[Extracted records]
.....
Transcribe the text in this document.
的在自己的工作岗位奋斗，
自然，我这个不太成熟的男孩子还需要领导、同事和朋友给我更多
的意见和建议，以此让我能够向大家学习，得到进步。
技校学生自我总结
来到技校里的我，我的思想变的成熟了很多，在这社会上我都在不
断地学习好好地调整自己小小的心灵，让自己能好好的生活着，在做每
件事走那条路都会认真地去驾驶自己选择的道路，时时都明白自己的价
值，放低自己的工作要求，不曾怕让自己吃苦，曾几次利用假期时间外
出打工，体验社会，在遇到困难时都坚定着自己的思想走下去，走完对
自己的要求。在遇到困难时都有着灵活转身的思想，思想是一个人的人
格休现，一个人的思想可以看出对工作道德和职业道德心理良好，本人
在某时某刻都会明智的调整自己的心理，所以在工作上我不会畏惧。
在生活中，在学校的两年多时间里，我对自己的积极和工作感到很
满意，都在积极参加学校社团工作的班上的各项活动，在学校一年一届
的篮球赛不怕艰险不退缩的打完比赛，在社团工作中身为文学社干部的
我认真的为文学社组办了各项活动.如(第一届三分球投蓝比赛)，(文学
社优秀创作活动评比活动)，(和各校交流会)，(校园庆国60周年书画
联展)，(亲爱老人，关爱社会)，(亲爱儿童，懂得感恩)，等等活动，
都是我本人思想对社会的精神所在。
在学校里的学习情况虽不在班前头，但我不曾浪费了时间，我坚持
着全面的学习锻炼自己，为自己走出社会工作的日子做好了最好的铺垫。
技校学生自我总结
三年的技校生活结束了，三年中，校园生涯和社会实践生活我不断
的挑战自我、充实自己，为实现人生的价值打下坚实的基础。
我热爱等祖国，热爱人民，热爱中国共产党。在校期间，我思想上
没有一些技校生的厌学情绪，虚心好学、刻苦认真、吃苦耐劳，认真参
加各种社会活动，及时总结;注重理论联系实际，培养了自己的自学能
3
.....
Using the data above, return each line exactly as written.

Transcribe the text in this document.
的在自己的工作岗位奋斗，
自然，我这个不太成熟的男孩子还需要领导、同事和朋友给我更多
的意见和建议，以此让我能够向大家学习，得到进步。
技校学生自我总结
来到技校里的我，我的思想变的成熟了很多，在这社会上我都在不
断地学习好好地调整自己小小的心灵，让自己能好好的生活着，在做每
件事走那条路都会认真地去驾驶自己选择的道路，时时都明白自己的价
值，放低自己的工作要求，不曾怕让自己吃苦，曾几次利用假期时间外
出打工，体验社会，在遇到困难时都坚定着自己的思想走下去，走完对
自己的要求。在遇到困难时都有着灵活转身的思想，思想是一个人的人
格休现，一个人的思想可以看出对工作道德和职业道德心理良好，本人
在某时某刻都会明智的调整自己的心理，所以在工作上我不会畏惧。
在生活中，在学校的两年多时间里，我对自己的积极和工作感到很
满意，都在积极参加学校社团工作的班上的各项活动，在学校一年一届
的篮球赛不怕艰险不退缩的打完比赛，在社团工作中身为文学社干部的
我认真的为文学社组办了各项活动.如(第一届三分球投蓝比赛)，(文学
社优秀创作活动评比活动)，(和各校交流会)，(校园庆国60周年书画
联展)，(亲爱老人，关爱社会)，(亲爱儿童，懂得感恩)，等等活动，
都是我本人思想对社会的精神所在。
在学校里的学习情况虽不在班前头，但我不曾浪费了时间，我坚持
着全面的学习锻炼自己，为自己走出社会工作的日子做好了最好的铺垫。
技校学生自我总结
三年的技校生活结束了，三年中，校园生涯和社会实践生活我不断
的挑战自我、充实自己，为实现人生的价值打下坚实的基础。
我热爱等祖国，热爱人民，热爱中国共产党。在校期间，我思想上
没有一些技校生的厌学情绪，虚心好学、刻苦认真、吃苦耐劳，认真参
加各种社会活动，及时总结;注重理论联系实际，培养了自己的自学能
3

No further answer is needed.